Find the lines below in which the string "Cutibacterium" occurs. Copy each one.

Dataset records:
══════════
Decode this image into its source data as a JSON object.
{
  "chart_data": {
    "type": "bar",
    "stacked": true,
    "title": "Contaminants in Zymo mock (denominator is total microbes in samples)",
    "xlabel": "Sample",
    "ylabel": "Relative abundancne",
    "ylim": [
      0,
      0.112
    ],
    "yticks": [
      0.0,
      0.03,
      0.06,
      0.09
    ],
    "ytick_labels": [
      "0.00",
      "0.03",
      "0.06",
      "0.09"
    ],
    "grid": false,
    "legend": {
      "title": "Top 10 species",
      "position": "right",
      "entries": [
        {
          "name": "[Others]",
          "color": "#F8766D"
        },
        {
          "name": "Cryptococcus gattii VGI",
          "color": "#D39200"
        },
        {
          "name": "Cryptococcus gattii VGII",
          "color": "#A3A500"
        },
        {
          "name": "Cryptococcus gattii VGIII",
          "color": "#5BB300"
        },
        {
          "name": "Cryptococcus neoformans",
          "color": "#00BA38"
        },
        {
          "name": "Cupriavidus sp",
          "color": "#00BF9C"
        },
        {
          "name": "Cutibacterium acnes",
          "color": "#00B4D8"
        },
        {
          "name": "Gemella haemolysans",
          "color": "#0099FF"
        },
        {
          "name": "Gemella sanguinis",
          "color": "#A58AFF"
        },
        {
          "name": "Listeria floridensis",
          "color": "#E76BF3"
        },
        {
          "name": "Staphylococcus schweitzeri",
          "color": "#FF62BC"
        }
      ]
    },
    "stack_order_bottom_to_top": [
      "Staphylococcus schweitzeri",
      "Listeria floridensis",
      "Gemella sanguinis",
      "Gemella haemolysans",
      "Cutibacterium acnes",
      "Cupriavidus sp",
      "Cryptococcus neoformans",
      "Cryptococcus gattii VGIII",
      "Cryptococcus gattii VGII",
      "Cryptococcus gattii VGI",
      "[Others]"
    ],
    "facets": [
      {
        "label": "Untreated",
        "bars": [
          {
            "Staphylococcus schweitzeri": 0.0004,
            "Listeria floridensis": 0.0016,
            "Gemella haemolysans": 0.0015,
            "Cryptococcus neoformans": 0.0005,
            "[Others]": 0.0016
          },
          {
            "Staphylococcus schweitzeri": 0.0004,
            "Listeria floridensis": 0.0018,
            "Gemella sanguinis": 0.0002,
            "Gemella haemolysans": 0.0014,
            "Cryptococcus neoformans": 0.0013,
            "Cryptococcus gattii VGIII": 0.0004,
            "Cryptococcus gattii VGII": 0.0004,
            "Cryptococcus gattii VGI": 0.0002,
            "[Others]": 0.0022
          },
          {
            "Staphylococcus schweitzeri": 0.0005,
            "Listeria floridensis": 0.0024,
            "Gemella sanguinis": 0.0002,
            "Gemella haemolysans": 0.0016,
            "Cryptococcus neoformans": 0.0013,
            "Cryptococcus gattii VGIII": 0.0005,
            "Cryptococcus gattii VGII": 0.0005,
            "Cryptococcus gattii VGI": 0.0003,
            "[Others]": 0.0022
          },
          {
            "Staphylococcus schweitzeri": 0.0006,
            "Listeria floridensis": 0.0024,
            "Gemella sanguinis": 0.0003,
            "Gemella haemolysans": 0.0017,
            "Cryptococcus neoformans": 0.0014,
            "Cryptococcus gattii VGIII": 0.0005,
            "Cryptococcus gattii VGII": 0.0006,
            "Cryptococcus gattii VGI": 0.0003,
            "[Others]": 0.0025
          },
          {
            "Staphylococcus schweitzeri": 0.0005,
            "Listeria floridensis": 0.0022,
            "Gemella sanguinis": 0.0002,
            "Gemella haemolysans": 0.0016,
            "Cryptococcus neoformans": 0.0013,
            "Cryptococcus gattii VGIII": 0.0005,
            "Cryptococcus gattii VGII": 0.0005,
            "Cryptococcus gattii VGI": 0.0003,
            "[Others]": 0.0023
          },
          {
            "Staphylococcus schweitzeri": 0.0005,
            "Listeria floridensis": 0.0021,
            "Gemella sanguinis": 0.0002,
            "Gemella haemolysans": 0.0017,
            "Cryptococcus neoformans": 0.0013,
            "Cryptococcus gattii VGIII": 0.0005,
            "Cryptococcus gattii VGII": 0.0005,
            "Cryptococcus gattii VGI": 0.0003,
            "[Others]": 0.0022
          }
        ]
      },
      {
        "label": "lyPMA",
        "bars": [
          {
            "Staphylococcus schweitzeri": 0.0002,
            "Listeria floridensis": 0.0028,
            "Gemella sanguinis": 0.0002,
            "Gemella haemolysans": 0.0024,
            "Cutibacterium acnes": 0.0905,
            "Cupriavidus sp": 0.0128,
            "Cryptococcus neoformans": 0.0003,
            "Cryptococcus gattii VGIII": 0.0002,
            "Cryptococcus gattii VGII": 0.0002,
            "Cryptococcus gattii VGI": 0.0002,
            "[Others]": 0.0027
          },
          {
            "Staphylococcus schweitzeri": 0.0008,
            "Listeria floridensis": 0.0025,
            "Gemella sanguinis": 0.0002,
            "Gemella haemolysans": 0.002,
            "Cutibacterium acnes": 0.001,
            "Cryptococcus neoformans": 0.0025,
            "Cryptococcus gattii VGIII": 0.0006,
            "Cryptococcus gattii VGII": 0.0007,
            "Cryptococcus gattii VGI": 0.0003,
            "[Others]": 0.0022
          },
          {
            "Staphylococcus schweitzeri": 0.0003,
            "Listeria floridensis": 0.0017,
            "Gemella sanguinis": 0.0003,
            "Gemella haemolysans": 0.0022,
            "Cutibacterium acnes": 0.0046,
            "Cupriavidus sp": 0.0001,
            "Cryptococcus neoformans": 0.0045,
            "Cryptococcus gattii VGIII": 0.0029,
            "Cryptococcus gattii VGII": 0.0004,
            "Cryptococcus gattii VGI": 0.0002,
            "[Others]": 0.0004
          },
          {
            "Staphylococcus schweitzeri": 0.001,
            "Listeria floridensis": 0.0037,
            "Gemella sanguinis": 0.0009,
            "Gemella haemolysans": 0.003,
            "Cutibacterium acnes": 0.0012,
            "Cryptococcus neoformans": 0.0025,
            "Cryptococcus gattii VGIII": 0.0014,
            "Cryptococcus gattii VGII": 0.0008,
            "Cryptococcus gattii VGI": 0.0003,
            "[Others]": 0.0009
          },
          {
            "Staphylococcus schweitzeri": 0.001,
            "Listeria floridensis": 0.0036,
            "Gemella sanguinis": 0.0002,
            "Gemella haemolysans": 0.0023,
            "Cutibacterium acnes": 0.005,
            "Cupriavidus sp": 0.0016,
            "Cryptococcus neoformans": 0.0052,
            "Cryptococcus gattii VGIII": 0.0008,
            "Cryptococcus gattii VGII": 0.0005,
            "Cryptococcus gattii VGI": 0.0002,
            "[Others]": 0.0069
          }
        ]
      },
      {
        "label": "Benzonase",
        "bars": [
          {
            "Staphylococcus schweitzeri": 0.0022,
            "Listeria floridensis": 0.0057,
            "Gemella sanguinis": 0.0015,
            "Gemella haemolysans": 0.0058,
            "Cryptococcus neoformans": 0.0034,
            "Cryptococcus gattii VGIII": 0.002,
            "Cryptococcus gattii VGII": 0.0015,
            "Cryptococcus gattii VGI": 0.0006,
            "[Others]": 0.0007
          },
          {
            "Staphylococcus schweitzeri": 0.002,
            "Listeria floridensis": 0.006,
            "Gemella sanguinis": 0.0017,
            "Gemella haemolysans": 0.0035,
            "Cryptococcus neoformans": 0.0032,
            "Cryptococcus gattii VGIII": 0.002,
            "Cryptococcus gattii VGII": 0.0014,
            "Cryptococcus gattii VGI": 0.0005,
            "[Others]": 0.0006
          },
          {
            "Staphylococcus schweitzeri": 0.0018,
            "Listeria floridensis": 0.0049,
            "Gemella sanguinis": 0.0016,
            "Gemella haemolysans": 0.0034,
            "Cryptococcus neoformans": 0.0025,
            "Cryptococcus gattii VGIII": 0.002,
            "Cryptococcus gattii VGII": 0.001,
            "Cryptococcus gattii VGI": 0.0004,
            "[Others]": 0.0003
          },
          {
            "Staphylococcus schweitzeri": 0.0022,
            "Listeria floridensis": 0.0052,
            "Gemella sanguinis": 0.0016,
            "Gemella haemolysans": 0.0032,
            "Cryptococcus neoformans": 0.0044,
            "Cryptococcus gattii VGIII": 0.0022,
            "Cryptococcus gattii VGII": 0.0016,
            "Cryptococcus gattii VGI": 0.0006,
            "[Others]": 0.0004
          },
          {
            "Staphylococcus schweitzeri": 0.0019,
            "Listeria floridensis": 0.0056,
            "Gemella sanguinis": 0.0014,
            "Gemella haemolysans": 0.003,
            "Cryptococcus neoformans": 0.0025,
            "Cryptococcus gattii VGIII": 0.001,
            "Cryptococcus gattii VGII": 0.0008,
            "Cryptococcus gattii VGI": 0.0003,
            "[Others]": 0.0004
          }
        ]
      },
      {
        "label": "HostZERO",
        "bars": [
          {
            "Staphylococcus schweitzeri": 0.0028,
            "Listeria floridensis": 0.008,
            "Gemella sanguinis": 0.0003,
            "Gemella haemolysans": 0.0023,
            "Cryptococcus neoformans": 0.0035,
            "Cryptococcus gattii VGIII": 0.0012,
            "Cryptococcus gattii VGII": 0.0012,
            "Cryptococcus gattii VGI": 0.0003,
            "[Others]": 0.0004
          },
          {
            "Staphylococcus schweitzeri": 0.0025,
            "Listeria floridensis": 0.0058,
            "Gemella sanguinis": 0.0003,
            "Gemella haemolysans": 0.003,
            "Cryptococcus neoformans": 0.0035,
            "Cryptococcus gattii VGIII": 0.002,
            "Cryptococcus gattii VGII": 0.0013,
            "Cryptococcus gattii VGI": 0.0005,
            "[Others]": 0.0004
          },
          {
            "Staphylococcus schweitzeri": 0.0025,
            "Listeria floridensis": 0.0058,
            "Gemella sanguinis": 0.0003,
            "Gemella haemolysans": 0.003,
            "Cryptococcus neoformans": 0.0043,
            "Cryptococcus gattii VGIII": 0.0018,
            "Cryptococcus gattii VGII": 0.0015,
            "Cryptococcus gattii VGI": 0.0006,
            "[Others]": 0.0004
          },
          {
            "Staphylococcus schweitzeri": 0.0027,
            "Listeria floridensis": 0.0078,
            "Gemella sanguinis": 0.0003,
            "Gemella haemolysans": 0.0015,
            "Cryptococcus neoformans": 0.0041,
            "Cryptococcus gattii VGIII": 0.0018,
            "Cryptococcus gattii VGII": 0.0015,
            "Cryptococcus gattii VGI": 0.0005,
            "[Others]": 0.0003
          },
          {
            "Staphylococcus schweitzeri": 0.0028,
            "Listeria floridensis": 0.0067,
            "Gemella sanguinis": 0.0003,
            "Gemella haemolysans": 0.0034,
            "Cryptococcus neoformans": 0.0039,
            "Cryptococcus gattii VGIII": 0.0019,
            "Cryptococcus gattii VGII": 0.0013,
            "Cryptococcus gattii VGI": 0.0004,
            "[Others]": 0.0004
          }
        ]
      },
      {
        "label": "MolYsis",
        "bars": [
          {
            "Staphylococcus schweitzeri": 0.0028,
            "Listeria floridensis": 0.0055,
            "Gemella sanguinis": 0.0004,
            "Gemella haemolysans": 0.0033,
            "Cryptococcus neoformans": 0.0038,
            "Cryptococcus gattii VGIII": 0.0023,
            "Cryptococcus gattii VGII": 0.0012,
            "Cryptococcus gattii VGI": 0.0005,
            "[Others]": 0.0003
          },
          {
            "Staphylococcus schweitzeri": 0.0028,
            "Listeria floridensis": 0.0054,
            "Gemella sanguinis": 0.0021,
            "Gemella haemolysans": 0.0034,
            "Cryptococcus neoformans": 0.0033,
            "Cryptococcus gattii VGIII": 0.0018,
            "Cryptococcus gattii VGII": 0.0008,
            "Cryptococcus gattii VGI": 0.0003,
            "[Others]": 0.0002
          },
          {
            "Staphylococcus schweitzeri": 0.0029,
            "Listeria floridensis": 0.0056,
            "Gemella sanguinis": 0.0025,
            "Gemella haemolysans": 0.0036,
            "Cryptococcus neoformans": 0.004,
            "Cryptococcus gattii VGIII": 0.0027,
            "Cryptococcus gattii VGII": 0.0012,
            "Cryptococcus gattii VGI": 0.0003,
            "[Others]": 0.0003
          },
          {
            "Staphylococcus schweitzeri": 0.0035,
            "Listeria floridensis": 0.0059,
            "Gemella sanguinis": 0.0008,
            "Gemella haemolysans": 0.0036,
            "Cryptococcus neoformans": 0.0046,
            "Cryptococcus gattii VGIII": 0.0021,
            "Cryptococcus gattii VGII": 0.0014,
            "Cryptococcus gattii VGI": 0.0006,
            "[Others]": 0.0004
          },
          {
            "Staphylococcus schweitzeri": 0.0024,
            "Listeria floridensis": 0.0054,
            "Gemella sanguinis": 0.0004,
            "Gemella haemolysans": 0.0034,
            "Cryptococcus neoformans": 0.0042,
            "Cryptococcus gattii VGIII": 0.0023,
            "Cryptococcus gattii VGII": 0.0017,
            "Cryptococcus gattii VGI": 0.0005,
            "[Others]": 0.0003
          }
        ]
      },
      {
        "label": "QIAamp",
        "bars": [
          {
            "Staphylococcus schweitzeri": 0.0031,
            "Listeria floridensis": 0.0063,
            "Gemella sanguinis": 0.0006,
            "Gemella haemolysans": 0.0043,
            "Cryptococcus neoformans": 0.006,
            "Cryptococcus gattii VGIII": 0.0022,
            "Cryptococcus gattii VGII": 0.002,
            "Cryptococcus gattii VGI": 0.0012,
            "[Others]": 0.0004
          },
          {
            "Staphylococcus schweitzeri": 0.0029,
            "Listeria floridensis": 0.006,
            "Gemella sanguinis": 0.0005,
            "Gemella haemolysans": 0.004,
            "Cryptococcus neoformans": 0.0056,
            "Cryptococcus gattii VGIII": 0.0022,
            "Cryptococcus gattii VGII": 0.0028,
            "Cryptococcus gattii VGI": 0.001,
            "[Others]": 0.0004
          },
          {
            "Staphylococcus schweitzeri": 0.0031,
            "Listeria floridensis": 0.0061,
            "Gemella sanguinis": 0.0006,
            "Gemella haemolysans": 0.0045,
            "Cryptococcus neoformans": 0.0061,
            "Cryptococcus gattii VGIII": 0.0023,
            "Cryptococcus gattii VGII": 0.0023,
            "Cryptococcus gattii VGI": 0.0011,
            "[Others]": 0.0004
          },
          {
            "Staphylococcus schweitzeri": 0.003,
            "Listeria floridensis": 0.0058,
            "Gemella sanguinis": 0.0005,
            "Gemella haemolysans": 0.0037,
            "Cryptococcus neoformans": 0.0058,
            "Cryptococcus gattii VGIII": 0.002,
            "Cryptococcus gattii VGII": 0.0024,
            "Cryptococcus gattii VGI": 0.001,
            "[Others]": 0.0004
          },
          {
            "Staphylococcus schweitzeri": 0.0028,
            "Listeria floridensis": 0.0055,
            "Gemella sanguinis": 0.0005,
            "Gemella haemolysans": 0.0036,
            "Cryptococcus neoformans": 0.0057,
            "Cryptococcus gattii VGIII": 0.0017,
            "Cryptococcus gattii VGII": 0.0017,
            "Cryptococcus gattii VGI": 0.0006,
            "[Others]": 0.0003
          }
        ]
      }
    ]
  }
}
══════════
The answer:
          "name": "Cutibacterium acnes",
      "Cutibacterium acnes",
            "Cutibacterium acnes": 0.0905,
            "Cutibacterium acnes": 0.001,
            "Cutibacterium acnes": 0.0046,
            "Cutibacterium acnes": 0.0012,
            "Cutibacterium acnes": 0.005,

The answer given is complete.